→ **Task statement**: Search the records below for the word "鸡兔同笼" and show every line where it occurs.

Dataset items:

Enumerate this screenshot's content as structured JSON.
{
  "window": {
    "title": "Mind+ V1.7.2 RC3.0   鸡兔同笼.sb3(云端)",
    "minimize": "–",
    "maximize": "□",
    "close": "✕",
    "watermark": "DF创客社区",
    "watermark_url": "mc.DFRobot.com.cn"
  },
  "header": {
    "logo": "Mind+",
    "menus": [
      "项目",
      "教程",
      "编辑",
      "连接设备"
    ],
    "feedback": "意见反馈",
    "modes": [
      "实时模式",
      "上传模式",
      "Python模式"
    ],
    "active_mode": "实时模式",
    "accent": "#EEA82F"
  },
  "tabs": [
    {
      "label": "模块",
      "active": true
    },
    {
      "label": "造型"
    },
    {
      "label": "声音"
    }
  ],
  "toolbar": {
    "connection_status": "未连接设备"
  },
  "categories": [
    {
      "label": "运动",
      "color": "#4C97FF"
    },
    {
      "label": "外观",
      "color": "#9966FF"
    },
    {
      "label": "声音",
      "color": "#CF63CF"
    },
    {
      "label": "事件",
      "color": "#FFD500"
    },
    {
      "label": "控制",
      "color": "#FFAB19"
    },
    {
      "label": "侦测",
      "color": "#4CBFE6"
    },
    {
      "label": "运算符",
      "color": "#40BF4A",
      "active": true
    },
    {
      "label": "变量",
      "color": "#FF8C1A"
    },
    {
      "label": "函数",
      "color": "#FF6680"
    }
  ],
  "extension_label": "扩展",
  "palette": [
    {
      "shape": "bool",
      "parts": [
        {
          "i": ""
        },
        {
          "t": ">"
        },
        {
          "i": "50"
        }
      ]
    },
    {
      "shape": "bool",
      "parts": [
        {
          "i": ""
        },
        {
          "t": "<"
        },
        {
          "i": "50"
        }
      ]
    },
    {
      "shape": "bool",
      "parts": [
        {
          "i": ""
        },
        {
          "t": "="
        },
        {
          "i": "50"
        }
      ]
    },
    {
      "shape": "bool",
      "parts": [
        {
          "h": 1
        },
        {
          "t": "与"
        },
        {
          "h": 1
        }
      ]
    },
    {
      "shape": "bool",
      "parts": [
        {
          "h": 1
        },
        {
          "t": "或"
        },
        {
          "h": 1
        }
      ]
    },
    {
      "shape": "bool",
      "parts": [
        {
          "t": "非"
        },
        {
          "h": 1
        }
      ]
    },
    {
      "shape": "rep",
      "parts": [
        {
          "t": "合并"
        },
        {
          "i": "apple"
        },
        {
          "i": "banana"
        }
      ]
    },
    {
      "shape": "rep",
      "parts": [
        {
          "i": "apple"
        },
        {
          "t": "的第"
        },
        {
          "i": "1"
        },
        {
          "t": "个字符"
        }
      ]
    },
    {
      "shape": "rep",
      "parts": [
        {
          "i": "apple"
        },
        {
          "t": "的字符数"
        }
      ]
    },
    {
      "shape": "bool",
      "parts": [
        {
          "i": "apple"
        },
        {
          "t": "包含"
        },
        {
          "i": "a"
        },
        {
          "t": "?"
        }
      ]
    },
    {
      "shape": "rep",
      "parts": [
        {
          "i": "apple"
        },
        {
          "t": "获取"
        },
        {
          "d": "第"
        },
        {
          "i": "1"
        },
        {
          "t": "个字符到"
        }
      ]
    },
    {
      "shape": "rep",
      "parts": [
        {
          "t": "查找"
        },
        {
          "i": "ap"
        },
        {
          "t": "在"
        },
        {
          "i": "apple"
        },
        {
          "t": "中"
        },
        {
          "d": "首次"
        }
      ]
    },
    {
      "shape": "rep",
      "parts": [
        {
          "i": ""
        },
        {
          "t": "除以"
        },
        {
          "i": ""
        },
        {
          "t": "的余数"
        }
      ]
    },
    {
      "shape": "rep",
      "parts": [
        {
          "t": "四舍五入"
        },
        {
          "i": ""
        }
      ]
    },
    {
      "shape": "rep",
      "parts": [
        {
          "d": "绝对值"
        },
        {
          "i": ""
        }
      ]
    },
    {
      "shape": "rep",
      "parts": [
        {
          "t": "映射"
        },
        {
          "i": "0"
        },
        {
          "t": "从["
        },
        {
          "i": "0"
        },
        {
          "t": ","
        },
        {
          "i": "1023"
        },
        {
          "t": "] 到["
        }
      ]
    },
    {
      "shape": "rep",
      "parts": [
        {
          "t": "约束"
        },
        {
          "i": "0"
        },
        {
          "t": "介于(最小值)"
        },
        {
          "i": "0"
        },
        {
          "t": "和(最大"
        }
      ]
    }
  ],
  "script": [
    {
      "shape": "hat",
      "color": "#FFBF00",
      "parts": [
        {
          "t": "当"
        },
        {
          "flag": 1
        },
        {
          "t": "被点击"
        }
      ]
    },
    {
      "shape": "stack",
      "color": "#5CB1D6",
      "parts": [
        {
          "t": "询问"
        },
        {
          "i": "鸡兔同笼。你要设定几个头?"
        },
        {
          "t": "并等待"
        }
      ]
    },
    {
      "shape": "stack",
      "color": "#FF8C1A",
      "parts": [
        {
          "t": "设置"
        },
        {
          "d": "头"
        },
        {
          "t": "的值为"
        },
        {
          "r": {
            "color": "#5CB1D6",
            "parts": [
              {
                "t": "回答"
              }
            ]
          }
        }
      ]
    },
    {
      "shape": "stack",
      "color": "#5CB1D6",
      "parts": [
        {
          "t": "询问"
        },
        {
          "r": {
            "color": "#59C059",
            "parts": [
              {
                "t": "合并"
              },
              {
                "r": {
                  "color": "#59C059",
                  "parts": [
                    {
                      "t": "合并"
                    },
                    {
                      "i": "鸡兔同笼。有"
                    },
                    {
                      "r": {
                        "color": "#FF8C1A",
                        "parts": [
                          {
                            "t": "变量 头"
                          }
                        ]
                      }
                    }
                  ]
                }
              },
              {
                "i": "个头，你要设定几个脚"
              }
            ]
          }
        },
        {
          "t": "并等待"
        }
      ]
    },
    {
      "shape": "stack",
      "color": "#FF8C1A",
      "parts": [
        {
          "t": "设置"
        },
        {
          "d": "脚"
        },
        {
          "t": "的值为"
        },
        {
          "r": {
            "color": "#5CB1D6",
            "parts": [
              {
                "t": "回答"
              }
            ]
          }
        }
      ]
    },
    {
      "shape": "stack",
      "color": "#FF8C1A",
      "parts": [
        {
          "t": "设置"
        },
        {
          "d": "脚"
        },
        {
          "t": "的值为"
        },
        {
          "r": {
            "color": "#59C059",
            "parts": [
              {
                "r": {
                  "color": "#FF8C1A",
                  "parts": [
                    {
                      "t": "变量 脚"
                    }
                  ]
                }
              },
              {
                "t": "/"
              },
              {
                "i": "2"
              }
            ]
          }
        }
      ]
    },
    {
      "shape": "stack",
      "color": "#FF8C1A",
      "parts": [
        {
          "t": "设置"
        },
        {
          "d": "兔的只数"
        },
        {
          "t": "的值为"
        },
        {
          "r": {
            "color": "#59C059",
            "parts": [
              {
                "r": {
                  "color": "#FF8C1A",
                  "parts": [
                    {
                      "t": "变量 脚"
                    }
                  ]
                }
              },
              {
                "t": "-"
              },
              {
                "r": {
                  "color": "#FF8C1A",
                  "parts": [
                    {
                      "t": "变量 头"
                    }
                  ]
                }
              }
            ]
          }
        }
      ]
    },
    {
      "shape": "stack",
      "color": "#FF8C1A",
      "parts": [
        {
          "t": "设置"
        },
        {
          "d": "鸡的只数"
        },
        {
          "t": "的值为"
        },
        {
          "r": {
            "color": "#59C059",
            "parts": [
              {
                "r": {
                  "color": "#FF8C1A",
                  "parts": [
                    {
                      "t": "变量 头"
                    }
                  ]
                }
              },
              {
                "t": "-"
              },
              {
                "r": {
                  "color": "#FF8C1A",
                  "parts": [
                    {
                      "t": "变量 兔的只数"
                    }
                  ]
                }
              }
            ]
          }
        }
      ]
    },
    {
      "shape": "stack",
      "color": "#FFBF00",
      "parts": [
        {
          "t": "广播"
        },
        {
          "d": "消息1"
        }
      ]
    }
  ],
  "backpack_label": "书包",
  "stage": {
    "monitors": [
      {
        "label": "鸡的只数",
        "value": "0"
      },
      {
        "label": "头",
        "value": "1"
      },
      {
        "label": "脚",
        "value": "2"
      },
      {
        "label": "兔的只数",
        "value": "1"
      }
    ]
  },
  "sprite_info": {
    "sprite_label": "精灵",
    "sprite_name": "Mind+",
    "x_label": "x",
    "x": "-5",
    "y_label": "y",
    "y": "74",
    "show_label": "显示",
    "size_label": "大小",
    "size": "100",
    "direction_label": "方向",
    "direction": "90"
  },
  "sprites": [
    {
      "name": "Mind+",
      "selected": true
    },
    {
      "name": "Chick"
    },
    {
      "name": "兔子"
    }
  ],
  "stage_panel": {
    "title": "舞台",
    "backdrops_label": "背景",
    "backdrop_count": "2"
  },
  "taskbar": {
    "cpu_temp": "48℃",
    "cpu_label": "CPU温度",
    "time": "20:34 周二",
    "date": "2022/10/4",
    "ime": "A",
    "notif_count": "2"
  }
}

→ **Output below**:
    "title": "Mind+ V1.7.2 RC3.0   鸡兔同笼.sb3(云端)",
          "i": "鸡兔同笼。你要设定几个头?"
                      "i": "鸡兔同笼。有"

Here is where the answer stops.